====== Supplied records ======

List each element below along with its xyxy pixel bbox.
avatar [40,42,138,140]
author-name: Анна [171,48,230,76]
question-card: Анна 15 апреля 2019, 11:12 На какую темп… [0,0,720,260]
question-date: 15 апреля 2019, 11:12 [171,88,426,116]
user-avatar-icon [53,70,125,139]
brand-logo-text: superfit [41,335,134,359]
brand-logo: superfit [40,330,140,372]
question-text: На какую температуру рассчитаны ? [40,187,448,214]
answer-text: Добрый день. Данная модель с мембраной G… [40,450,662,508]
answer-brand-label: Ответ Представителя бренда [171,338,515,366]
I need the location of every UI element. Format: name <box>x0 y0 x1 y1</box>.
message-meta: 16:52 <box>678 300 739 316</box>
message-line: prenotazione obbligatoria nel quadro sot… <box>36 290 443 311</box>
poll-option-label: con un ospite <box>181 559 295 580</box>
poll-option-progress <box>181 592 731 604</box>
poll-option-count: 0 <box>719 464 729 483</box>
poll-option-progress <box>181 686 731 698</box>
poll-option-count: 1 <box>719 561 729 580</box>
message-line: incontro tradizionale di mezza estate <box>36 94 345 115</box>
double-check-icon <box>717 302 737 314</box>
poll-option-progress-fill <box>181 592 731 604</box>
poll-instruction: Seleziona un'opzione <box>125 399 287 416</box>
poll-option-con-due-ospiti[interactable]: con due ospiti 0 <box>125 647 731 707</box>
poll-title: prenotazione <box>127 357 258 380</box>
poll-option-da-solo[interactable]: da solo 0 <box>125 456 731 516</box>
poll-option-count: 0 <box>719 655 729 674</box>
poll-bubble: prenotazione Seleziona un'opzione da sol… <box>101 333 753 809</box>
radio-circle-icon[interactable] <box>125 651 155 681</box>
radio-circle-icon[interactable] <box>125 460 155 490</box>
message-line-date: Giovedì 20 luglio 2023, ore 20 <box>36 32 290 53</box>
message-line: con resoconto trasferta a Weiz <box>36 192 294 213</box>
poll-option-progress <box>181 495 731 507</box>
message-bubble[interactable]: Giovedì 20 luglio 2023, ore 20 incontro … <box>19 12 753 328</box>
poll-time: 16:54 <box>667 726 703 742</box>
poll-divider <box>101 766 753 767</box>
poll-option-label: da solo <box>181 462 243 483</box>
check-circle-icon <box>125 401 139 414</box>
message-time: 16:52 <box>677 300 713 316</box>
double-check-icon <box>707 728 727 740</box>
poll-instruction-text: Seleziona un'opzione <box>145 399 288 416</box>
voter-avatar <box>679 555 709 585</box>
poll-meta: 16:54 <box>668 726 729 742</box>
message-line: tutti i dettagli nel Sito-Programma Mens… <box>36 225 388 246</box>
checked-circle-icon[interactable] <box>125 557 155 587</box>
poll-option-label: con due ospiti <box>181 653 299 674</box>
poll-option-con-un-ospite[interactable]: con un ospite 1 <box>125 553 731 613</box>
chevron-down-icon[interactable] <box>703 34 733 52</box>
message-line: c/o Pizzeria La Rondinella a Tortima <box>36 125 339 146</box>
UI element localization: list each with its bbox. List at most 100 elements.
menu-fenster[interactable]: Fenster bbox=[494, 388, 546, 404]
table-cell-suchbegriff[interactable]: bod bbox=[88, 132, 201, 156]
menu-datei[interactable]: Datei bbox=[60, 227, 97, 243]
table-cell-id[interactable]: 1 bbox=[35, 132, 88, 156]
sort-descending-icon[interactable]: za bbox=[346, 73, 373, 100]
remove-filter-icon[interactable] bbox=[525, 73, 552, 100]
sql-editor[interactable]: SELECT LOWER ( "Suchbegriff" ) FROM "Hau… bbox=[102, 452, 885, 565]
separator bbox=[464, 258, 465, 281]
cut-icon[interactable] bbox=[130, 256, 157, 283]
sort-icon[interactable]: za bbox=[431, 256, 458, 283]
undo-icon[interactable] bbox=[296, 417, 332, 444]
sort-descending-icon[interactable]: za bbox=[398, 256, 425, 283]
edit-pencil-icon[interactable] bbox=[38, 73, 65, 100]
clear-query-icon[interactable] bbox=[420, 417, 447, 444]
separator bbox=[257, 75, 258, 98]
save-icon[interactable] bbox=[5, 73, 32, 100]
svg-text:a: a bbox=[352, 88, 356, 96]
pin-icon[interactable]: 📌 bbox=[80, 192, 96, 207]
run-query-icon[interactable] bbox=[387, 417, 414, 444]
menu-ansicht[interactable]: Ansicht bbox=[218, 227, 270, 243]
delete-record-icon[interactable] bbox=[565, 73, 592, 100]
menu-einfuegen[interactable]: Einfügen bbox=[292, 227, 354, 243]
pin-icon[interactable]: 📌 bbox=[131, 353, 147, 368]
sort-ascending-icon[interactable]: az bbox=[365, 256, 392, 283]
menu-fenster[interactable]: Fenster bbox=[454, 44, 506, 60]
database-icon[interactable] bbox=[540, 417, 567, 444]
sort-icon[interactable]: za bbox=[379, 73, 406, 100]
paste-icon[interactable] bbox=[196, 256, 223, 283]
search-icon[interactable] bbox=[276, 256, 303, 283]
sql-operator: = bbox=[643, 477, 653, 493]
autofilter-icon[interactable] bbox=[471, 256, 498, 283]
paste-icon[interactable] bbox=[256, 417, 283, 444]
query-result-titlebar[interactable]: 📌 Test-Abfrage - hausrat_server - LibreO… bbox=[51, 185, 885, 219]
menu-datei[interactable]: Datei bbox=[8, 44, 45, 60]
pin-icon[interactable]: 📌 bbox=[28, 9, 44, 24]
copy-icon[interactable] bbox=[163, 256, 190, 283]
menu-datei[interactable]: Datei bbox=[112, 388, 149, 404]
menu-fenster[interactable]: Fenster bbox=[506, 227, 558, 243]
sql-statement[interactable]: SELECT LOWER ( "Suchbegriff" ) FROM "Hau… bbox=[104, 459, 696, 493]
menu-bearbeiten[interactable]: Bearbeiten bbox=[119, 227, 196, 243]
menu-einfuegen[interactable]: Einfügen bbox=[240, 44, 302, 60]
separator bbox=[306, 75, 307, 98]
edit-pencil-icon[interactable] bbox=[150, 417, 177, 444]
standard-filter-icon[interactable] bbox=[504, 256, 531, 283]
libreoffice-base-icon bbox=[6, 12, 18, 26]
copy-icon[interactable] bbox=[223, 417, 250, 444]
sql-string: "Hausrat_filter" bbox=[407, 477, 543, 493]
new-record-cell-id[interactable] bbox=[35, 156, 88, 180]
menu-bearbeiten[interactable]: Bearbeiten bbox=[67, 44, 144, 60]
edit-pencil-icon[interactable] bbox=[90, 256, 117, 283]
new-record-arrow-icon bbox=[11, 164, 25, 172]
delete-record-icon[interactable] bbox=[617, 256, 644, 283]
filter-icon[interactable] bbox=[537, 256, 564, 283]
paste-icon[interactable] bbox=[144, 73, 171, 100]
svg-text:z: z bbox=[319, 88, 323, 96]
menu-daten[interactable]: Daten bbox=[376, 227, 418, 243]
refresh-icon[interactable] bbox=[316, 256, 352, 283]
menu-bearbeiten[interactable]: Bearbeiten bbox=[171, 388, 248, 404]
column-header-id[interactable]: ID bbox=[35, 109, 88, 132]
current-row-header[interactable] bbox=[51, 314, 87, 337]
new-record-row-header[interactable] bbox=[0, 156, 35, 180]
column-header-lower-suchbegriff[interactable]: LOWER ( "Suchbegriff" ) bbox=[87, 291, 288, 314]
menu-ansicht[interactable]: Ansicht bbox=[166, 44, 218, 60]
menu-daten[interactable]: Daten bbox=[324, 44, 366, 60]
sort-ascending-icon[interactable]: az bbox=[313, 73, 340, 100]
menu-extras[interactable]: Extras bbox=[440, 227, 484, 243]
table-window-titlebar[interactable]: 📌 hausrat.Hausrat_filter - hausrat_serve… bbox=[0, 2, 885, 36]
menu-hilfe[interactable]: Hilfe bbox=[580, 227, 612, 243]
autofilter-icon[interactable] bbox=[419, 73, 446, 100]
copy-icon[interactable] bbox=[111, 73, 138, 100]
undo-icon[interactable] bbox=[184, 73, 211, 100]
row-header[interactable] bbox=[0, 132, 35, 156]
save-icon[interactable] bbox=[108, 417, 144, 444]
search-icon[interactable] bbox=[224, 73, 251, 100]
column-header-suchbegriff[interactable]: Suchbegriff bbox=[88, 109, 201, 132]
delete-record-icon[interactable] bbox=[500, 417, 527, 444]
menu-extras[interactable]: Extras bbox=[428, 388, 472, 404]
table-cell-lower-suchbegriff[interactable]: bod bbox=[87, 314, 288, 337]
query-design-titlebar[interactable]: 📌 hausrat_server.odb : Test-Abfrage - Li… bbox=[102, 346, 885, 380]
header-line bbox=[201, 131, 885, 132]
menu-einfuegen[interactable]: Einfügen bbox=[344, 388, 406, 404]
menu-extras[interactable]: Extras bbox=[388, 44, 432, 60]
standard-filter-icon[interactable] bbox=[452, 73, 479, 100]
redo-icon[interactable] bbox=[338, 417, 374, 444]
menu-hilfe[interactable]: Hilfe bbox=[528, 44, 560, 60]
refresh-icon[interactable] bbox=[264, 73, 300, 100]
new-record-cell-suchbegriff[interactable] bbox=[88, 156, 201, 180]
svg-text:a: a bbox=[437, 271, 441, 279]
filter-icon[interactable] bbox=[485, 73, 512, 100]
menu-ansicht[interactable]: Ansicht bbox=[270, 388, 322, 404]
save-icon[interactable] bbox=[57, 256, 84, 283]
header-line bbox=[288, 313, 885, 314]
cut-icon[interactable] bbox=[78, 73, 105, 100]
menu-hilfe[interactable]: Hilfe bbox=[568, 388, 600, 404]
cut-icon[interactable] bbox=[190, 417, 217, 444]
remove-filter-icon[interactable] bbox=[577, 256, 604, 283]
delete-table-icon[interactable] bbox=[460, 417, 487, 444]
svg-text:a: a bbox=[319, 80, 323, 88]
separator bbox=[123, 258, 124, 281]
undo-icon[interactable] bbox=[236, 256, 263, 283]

======

= Exercise brief =
Reproduce the data from its first line through the line that contains "user-avatar-icon [53,70,125,139]", swapping "pixel" for "screen" and leaving everything else unchanged.

= Result of the task =
List each element below along with its xyxy screen bbox.
avatar [40,42,138,140]
author-name: Анна [171,48,230,76]
question-card: Анна 15 апреля 2019, 11:12 На какую темп… [0,0,720,260]
question-date: 15 апреля 2019, 11:12 [171,88,426,116]
user-avatar-icon [53,70,125,139]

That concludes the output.